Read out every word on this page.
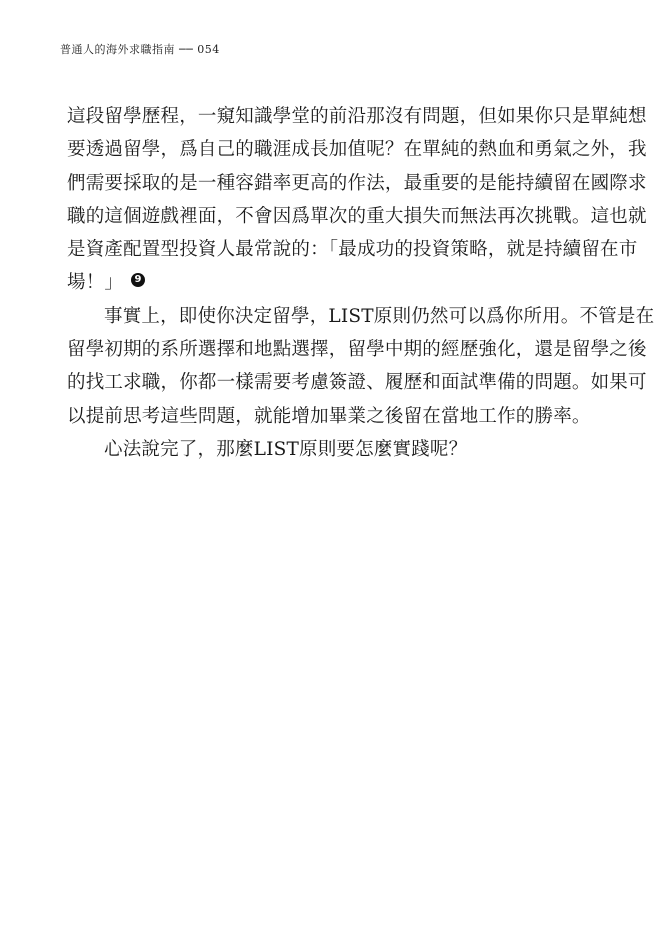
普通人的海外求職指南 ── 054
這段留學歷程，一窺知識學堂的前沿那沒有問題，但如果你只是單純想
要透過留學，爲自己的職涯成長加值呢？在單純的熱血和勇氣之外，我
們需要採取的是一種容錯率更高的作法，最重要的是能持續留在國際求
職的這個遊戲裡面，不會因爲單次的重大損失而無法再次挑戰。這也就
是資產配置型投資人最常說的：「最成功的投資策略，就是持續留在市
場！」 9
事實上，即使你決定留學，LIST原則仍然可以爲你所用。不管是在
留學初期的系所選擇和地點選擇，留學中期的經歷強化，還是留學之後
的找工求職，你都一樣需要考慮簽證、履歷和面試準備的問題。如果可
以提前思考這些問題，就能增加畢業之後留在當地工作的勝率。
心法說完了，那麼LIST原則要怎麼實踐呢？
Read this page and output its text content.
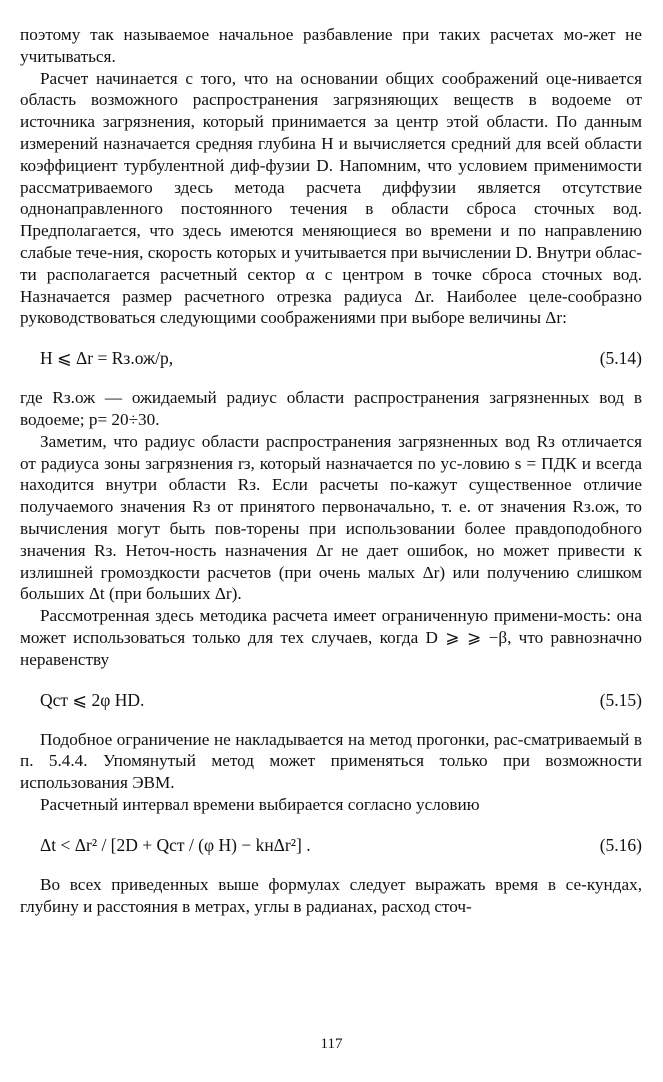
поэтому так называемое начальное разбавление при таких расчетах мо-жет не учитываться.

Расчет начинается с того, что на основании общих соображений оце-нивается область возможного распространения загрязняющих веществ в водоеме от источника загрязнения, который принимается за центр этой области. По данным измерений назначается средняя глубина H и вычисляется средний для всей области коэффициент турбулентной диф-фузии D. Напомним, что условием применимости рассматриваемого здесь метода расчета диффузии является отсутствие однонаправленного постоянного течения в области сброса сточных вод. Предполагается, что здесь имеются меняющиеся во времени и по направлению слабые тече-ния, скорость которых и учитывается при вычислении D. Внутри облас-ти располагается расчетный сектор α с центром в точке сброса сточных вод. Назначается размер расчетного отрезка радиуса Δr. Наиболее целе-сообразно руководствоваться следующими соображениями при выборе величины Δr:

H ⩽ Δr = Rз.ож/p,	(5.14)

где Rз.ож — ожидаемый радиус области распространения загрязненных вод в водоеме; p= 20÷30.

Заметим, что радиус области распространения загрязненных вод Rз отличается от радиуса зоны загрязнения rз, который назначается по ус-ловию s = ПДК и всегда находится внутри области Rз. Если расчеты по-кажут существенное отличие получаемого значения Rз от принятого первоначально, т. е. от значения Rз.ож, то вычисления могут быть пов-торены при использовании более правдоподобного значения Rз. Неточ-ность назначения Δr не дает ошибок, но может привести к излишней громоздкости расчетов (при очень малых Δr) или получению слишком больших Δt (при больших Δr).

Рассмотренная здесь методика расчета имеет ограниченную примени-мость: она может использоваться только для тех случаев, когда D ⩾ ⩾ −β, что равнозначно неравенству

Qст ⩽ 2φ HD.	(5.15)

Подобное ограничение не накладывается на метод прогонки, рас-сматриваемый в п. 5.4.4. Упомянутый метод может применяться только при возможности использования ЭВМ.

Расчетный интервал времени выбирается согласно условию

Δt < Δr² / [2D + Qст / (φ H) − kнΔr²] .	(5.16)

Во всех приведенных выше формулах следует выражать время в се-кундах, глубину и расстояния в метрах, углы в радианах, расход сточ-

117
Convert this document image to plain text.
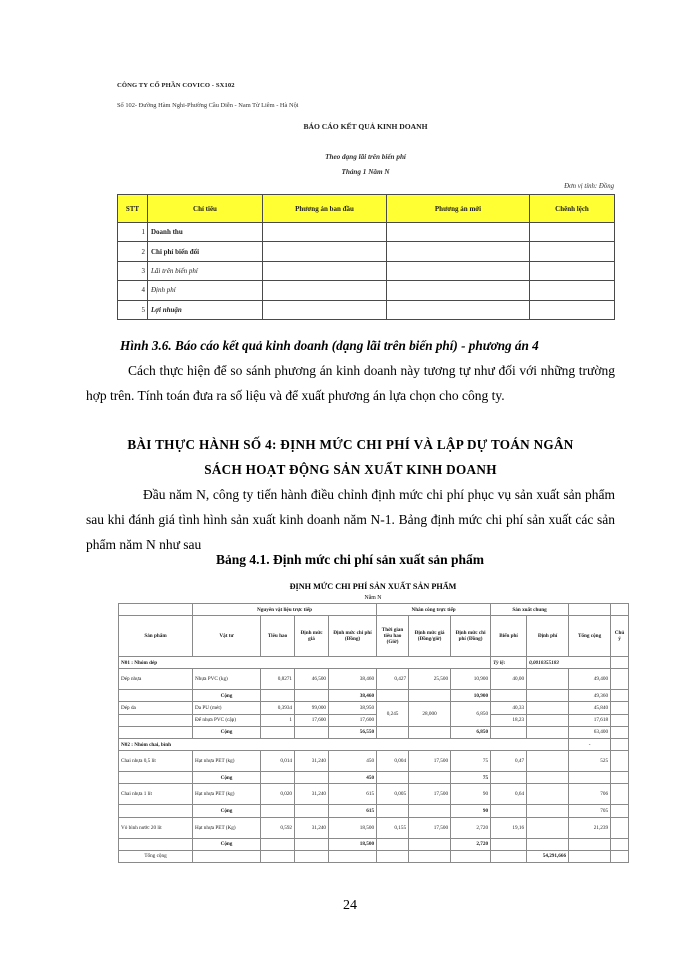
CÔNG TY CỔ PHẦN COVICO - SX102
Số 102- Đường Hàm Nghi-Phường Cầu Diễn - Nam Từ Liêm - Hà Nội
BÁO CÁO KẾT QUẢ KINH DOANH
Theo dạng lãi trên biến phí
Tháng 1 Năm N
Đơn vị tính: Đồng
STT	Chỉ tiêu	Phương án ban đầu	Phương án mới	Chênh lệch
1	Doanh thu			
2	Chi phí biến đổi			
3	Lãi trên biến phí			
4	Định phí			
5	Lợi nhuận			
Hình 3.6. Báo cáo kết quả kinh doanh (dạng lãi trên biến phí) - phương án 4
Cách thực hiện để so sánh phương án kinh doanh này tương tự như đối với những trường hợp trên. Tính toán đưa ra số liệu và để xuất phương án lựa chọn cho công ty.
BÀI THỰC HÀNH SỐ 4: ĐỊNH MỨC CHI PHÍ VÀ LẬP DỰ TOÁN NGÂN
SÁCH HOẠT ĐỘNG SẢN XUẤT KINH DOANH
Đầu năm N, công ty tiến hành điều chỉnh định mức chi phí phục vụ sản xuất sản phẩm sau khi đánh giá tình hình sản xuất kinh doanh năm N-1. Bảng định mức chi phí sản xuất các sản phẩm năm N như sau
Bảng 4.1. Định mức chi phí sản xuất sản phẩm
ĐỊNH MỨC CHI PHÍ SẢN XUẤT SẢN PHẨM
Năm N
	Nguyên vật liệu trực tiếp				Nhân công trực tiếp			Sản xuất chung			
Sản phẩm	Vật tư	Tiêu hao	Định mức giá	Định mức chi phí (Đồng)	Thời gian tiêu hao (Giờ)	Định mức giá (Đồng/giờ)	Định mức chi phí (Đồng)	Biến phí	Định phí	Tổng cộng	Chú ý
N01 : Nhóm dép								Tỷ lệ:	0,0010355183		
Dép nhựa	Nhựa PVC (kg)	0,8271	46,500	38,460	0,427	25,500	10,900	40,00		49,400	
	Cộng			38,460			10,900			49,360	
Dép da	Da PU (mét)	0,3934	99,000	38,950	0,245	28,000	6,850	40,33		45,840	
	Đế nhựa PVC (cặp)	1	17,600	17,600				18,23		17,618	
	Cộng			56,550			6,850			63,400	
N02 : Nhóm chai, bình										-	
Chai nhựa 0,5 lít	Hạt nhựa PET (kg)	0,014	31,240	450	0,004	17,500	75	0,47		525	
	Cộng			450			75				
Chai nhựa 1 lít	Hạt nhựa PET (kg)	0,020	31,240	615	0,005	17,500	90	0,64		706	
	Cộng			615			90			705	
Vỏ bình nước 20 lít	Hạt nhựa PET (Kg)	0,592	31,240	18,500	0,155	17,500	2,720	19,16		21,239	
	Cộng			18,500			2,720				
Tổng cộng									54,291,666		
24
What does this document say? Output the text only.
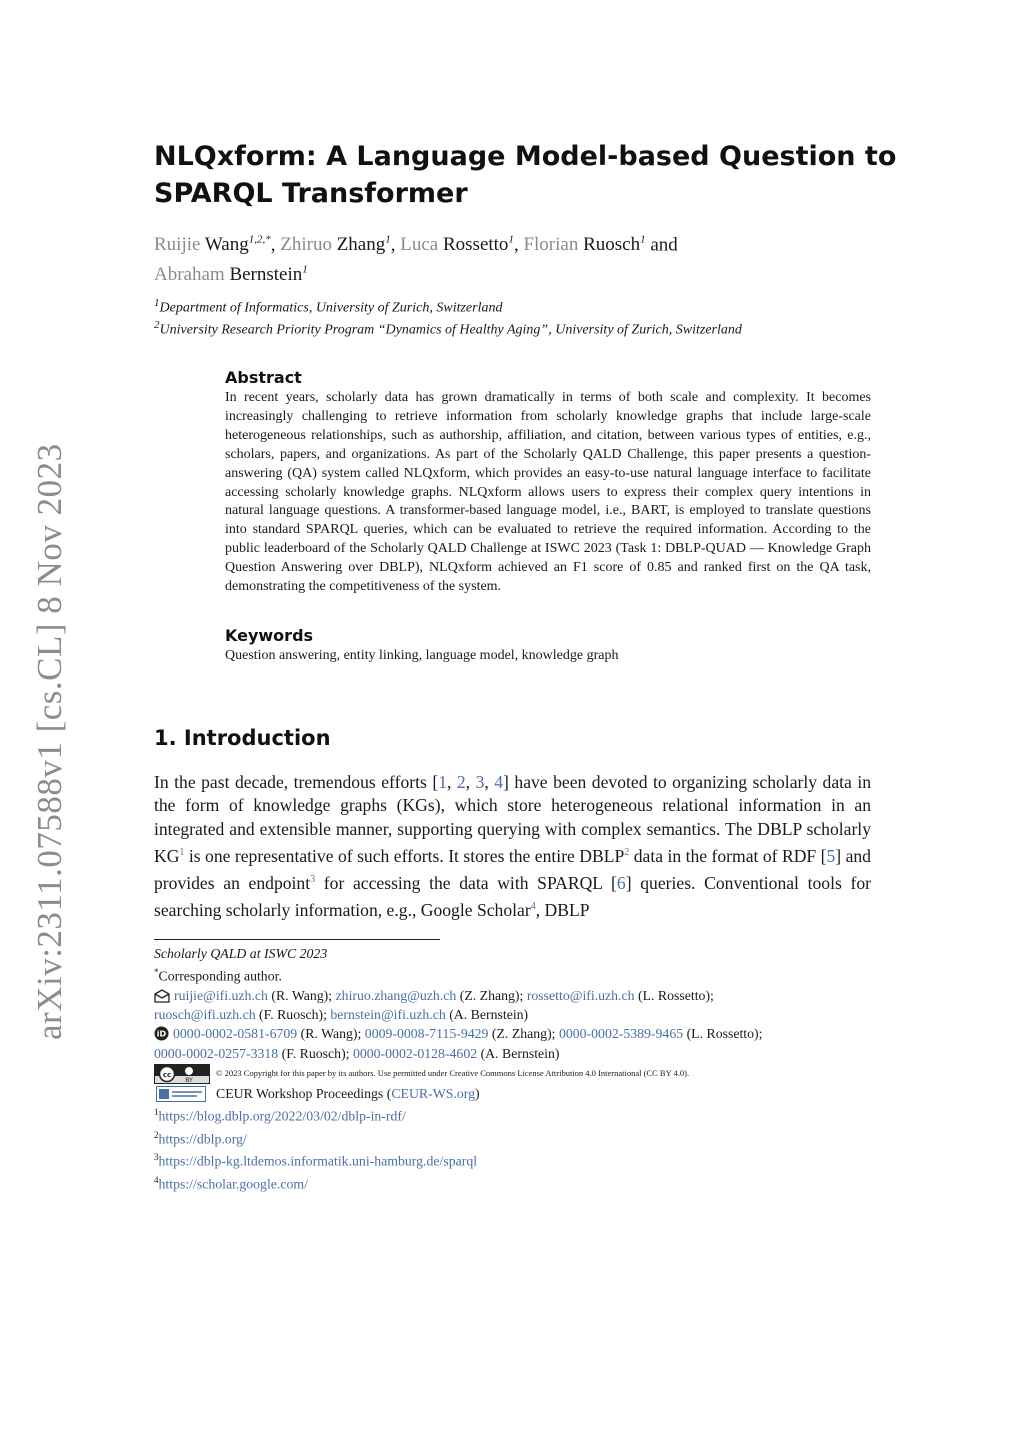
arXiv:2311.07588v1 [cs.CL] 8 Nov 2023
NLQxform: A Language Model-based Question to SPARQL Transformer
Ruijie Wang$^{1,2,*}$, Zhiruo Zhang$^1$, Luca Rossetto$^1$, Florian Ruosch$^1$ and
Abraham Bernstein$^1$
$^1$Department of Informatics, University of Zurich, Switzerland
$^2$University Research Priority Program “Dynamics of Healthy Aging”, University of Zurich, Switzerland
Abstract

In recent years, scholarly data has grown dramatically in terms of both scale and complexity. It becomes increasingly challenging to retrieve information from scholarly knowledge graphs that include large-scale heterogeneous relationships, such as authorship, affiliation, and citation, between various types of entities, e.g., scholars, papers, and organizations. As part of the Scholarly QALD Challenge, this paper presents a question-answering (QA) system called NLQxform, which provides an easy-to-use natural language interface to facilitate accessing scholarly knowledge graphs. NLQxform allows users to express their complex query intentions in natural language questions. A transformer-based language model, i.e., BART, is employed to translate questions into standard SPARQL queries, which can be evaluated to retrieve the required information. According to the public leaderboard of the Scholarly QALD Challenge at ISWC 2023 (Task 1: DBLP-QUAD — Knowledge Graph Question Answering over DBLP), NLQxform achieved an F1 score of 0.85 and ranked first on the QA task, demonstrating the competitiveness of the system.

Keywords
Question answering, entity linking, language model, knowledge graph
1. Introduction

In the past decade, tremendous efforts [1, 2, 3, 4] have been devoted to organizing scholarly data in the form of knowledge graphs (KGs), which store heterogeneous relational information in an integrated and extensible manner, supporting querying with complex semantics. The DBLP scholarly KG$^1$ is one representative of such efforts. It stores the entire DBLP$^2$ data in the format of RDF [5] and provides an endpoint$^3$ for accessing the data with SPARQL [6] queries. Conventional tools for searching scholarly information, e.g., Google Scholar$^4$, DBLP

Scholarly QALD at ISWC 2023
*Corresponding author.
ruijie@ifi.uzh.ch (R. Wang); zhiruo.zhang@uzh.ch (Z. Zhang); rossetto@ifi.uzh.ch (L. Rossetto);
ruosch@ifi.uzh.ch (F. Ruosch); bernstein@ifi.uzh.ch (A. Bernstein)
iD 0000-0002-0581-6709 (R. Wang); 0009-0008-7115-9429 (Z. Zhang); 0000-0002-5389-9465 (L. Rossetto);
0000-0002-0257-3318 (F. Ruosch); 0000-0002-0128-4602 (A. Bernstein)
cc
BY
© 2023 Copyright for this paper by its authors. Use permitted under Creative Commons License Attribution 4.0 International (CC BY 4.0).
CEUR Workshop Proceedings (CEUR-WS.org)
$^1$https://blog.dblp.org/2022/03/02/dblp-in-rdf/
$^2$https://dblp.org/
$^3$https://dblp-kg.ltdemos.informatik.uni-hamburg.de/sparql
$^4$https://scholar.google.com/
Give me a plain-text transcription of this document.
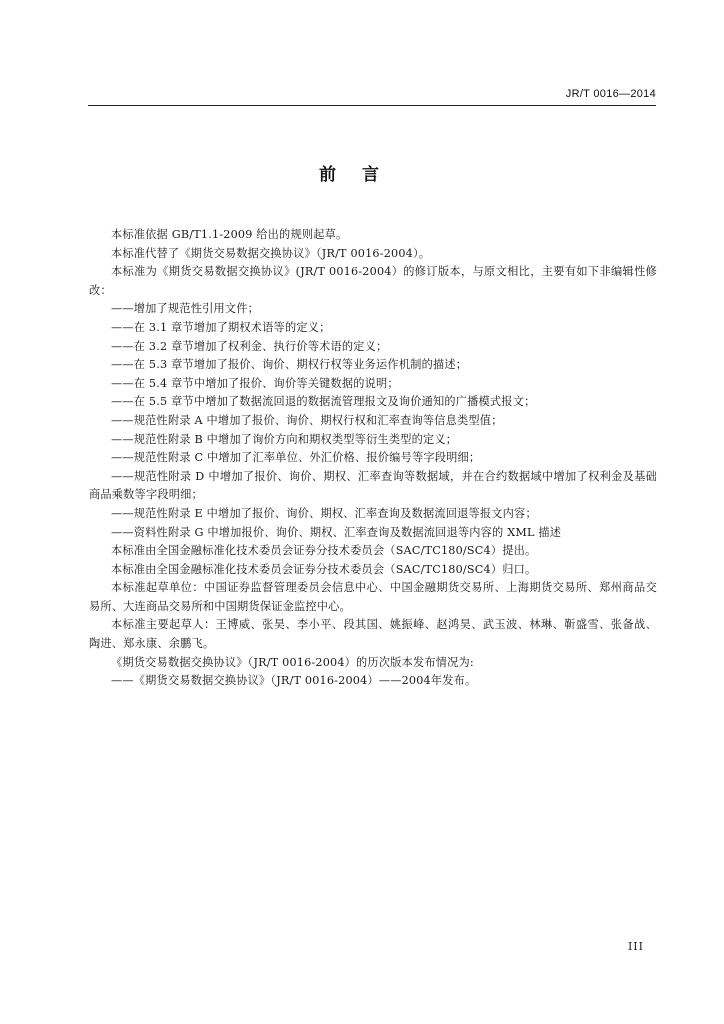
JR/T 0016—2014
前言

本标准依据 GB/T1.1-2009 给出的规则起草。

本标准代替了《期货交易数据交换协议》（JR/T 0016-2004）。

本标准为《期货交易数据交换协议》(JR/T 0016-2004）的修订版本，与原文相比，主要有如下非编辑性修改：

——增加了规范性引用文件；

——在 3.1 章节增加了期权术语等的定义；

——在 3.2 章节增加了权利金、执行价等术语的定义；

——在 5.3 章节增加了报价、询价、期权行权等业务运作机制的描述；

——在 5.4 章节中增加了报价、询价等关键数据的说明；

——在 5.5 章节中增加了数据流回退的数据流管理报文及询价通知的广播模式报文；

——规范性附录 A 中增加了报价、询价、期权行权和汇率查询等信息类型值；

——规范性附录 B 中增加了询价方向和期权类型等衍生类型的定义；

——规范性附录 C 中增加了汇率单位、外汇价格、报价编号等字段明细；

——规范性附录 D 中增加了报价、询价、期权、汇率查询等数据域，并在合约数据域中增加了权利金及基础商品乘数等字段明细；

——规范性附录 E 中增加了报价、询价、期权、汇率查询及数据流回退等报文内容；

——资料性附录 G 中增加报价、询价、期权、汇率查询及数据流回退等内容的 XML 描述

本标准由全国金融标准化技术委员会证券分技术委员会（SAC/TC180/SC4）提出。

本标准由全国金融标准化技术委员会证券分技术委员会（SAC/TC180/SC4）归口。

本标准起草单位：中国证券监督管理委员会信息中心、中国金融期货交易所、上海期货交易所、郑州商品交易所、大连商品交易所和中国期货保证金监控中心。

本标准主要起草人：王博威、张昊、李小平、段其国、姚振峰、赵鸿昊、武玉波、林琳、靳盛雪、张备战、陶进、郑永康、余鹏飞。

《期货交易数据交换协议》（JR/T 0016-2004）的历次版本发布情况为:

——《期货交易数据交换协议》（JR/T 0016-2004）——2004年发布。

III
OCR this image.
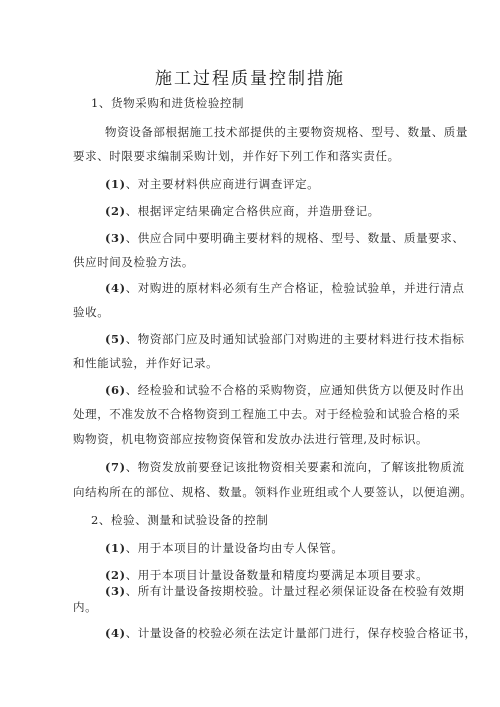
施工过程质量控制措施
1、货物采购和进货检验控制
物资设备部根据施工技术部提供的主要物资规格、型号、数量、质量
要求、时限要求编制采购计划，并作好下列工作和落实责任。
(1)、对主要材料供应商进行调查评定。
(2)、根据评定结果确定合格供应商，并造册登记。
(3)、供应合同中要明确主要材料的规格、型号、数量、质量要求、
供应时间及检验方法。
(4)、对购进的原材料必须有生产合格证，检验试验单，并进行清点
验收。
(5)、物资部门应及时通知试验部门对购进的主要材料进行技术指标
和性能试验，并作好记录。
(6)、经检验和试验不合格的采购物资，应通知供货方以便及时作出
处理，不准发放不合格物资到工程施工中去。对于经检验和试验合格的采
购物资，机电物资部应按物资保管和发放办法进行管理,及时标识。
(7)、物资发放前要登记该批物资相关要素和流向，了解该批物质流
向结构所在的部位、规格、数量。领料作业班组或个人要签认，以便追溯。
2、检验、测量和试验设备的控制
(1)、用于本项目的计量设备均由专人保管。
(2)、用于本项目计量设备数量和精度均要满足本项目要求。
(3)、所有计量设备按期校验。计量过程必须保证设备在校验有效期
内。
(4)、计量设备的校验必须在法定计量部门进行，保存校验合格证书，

Exercise brief:
Give only the count of lines in the data that include the string "plain".

Result:
2